▸ **EXERCISE TASK**
Drop the images; return everything else in the listing below exactly.

▸ **EXERCISE MATERIALS**

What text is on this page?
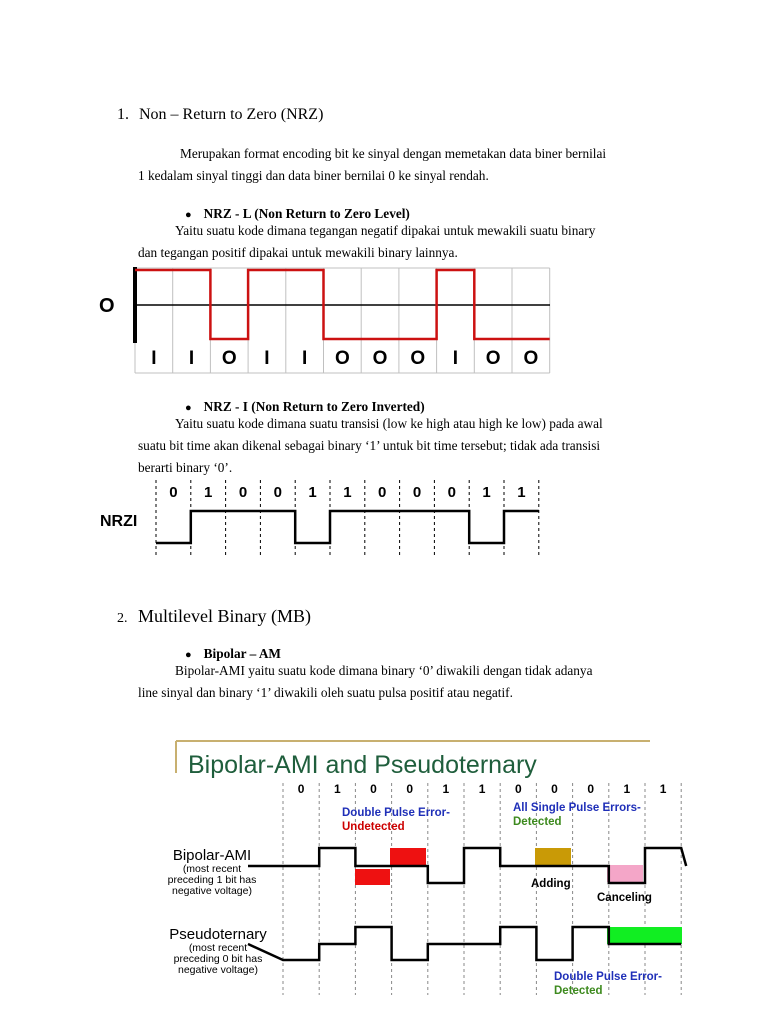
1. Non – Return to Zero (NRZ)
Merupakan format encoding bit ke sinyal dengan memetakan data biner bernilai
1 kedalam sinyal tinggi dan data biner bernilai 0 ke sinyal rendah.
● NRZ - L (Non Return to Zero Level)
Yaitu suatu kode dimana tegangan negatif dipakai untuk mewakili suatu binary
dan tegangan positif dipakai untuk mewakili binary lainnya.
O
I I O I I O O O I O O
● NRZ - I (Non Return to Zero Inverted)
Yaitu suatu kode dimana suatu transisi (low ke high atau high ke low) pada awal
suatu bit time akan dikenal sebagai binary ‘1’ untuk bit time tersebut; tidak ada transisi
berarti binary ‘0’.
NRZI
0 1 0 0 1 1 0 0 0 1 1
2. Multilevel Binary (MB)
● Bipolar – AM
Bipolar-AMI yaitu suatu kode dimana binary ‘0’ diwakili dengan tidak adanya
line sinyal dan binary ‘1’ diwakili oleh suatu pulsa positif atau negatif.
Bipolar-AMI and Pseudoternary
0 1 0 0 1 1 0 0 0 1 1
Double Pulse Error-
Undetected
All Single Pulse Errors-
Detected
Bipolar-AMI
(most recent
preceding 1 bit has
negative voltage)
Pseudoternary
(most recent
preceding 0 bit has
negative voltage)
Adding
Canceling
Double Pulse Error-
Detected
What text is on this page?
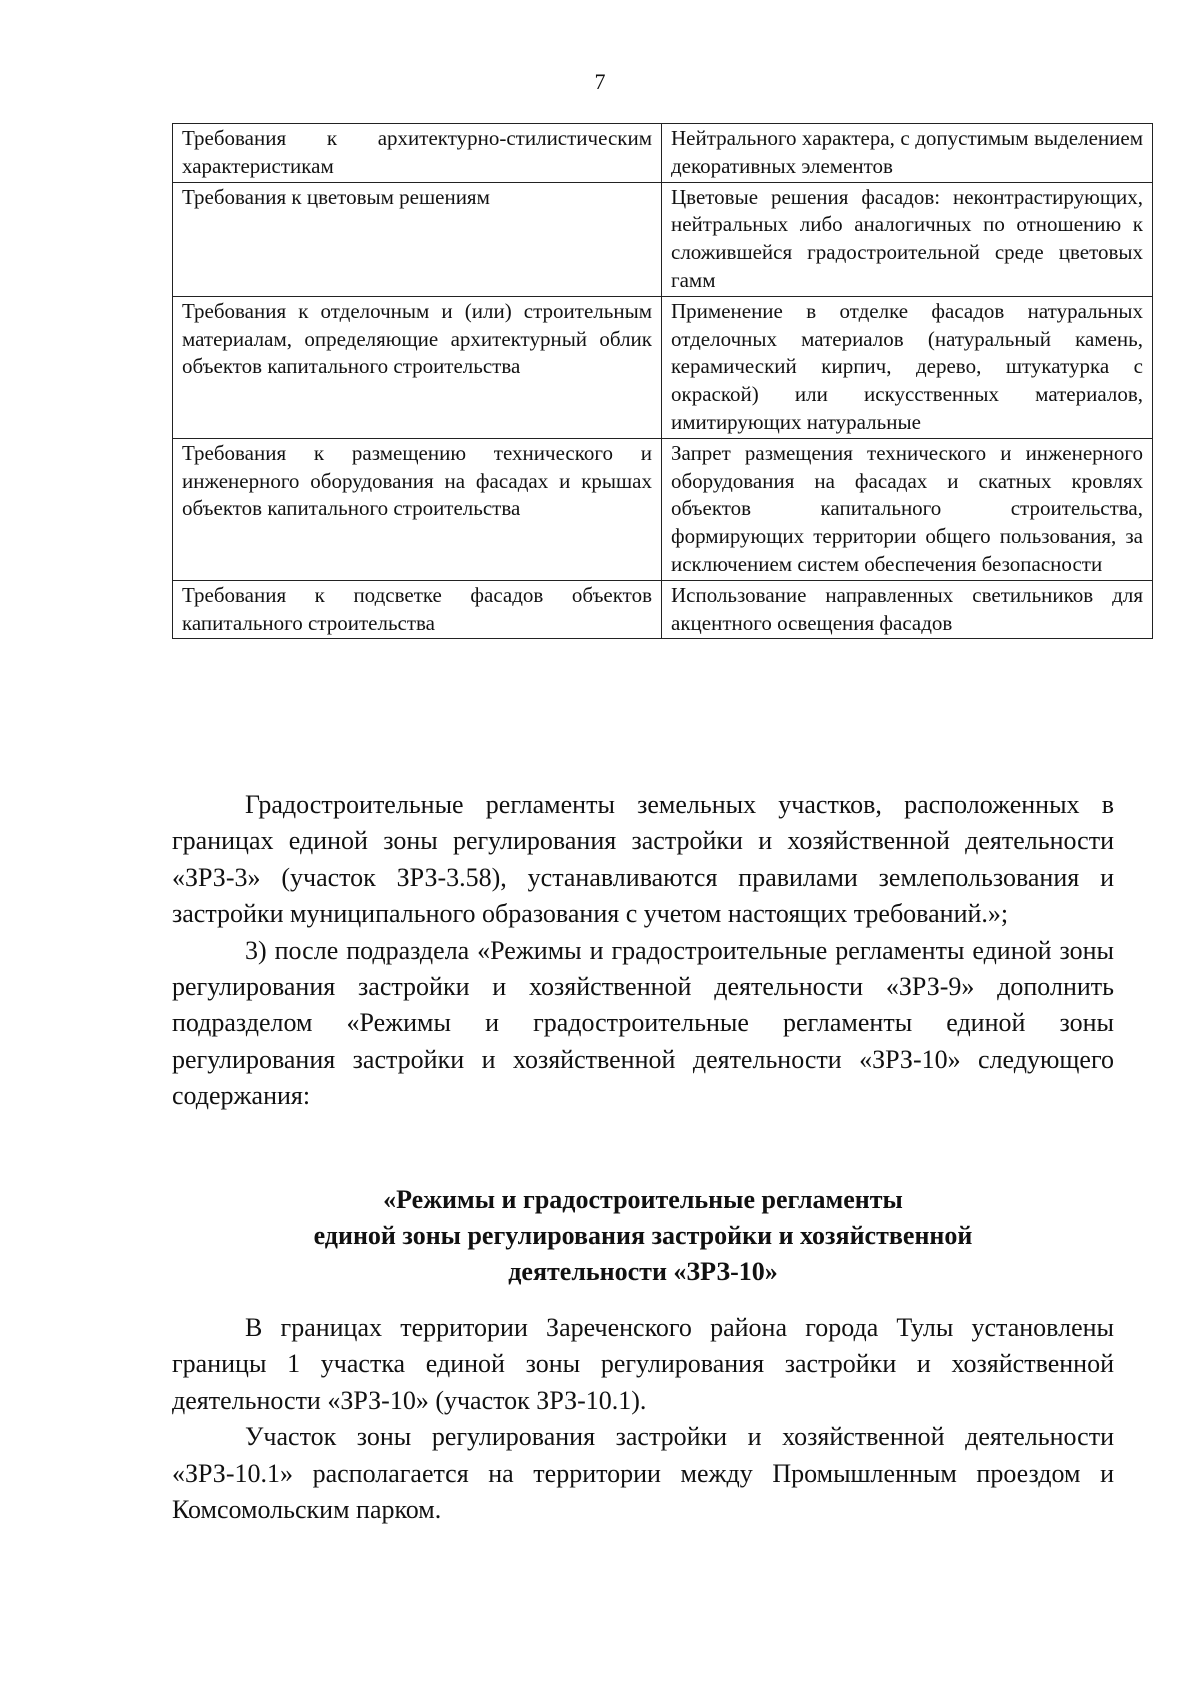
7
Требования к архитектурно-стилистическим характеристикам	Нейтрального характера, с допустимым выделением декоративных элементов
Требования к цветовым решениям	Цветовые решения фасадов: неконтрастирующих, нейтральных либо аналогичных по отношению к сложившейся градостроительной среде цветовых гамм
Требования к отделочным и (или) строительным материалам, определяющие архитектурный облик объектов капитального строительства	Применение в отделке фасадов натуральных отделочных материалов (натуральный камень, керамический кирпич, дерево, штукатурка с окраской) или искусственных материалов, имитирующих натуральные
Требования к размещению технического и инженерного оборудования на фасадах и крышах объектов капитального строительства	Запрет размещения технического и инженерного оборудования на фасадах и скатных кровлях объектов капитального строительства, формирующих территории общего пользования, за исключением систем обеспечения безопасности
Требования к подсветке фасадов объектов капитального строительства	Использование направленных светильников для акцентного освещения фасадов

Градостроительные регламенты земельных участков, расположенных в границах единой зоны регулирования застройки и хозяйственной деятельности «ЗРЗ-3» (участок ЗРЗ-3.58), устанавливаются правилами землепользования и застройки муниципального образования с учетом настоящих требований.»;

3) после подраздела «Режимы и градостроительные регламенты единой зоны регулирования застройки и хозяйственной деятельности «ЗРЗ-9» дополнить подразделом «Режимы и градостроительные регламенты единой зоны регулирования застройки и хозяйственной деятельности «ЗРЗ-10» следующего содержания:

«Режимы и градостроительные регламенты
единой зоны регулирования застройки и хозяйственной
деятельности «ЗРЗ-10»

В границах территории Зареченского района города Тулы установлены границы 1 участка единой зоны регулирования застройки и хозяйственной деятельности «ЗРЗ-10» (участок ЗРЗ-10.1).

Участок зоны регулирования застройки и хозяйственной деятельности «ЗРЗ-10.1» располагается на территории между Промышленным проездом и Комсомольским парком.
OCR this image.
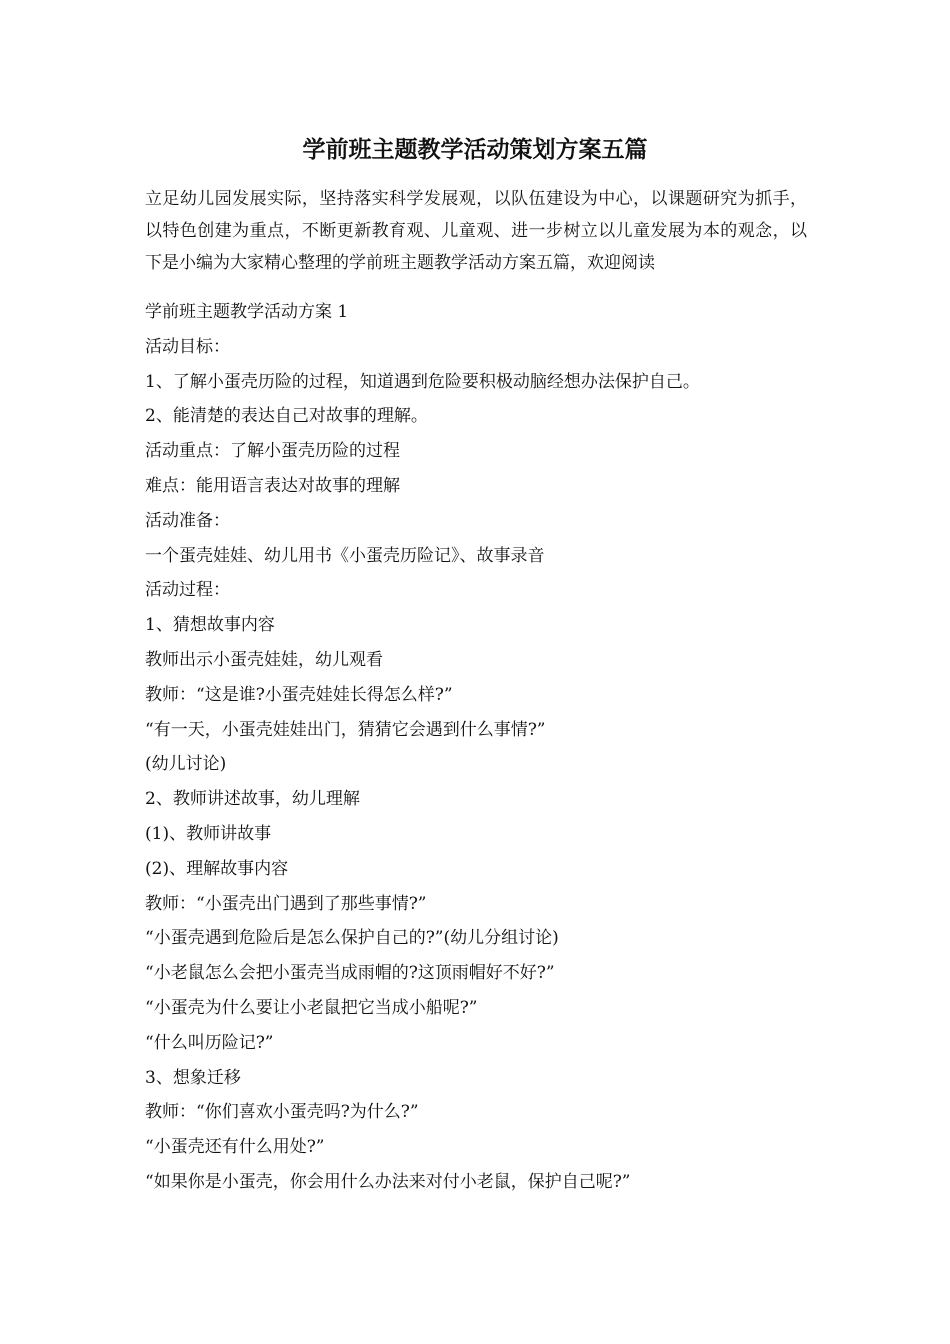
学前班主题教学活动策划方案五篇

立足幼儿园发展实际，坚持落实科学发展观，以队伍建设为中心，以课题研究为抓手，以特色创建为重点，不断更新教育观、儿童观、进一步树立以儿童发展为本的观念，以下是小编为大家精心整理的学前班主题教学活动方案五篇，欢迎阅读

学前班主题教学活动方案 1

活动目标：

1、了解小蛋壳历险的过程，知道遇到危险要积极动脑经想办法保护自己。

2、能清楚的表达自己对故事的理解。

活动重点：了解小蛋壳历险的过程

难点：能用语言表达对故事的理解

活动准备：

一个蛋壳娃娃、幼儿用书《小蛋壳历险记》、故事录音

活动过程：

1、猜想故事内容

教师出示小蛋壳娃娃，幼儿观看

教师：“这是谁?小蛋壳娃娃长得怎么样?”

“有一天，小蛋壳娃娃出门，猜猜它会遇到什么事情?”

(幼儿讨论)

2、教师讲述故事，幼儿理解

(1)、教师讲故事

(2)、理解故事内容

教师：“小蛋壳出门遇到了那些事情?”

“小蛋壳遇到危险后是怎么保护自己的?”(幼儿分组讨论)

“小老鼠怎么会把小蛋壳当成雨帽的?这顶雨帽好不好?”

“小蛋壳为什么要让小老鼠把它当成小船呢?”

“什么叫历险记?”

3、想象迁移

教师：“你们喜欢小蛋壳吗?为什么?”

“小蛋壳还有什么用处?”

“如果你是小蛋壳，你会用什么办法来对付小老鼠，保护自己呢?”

▸ **EXPECTED ANSWER**
What text is on this page?
1. Non – Return to Zero (NRZ)
Merupakan format encoding bit ke sinyal dengan memetakan data biner bernilai
1 kedalam sinyal tinggi dan data biner bernilai 0 ke sinyal rendah.
● NRZ - L (Non Return to Zero Level)
Yaitu suatu kode dimana tegangan negatif dipakai untuk mewakili suatu binary
dan tegangan positif dipakai untuk mewakili binary lainnya.
O
I I O I I O O O I O O
● NRZ - I (Non Return to Zero Inverted)
Yaitu suatu kode dimana suatu transisi (low ke high atau high ke low) pada awal
suatu bit time akan dikenal sebagai binary ‘1’ untuk bit time tersebut; tidak ada transisi
berarti binary ‘0’.
NRZI
0 1 0 0 1 1 0 0 0 1 1
2. Multilevel Binary (MB)
● Bipolar – AM
Bipolar-AMI yaitu suatu kode dimana binary ‘0’ diwakili dengan tidak adanya
line sinyal dan binary ‘1’ diwakili oleh suatu pulsa positif atau negatif.
Bipolar-AMI and Pseudoternary
0 1 0 0 1 1 0 0 0 1 1
Double Pulse Error-
Undetected
All Single Pulse Errors-
Detected
Bipolar-AMI
(most recent
preceding 1 bit has
negative voltage)
Pseudoternary
(most recent
preceding 0 bit has
negative voltage)
Adding
Canceling
Double Pulse Error-
Detected
What text is on this page?
7
Требования к архитектурно-стилистическим характеристикам	Нейтрального характера, с допустимым выделением декоративных элементов
Требования к цветовым решениям	Цветовые решения фасадов: неконтрастирующих, нейтральных либо аналогичных по отношению к сложившейся градостроительной среде цветовых гамм
Требования к отделочным и (или) строительным материалам, определяющие архитектурный облик объектов капитального строительства	Применение в отделке фасадов натуральных отделочных материалов (натуральный камень, керамический кирпич, дерево, штукатурка с окраской) или искусственных материалов, имитирующих натуральные
Требования к размещению технического и инженерного оборудования на фасадах и крышах объектов капитального строительства	Запрет размещения технического и инженерного оборудования на фасадах и скатных кровлях объектов капитального строительства, формирующих территории общего пользования, за исключением систем обеспечения безопасности
Требования к подсветке фасадов объектов капитального строительства	Использование направленных светильников для акцентного освещения фасадов

Градостроительные регламенты земельных участков, расположенных в границах единой зоны регулирования застройки и хозяйственной деятельности «ЗРЗ-3» (участок ЗРЗ-3.58), устанавливаются правилами землепользования и застройки муниципального образования с учетом настоящих требований.»;

3) после подраздела «Режимы и градостроительные регламенты единой зоны регулирования застройки и хозяйственной деятельности «ЗРЗ-9» дополнить подразделом «Режимы и градостроительные регламенты единой зоны регулирования застройки и хозяйственной деятельности «ЗРЗ-10» следующего содержания:

«Режимы и градостроительные регламенты
единой зоны регулирования застройки и хозяйственной
деятельности «ЗРЗ-10»

В границах территории Зареченского района города Тулы установлены границы 1 участка единой зоны регулирования застройки и хозяйственной деятельности «ЗРЗ-10» (участок ЗРЗ-10.1).

Участок зоны регулирования застройки и хозяйственной деятельности «ЗРЗ-10.1» располагается на территории между Промышленным проездом и Комсомольским парком.
OCR this image.
学前班主题教学活动策划方案五篇

立足幼儿园发展实际，坚持落实科学发展观，以队伍建设为中心，以课题研究为抓手，以特色创建为重点，不断更新教育观、儿童观、进一步树立以儿童发展为本的观念，以下是小编为大家精心整理的学前班主题教学活动方案五篇，欢迎阅读

学前班主题教学活动方案 1

活动目标：

1、了解小蛋壳历险的过程，知道遇到危险要积极动脑经想办法保护自己。

2、能清楚的表达自己对故事的理解。

活动重点：了解小蛋壳历险的过程

难点：能用语言表达对故事的理解

活动准备：

一个蛋壳娃娃、幼儿用书《小蛋壳历险记》、故事录音

活动过程：

1、猜想故事内容

教师出示小蛋壳娃娃，幼儿观看

教师：“这是谁?小蛋壳娃娃长得怎么样?”

“有一天，小蛋壳娃娃出门，猜猜它会遇到什么事情?”

(幼儿讨论)

2、教师讲述故事，幼儿理解

(1)、教师讲故事

(2)、理解故事内容

教师：“小蛋壳出门遇到了那些事情?”

“小蛋壳遇到危险后是怎么保护自己的?”(幼儿分组讨论)

“小老鼠怎么会把小蛋壳当成雨帽的?这顶雨帽好不好?”

“小蛋壳为什么要让小老鼠把它当成小船呢?”

“什么叫历险记?”

3、想象迁移

教师：“你们喜欢小蛋壳吗?为什么?”

“小蛋壳还有什么用处?”

“如果你是小蛋壳，你会用什么办法来对付小老鼠，保护自己呢?”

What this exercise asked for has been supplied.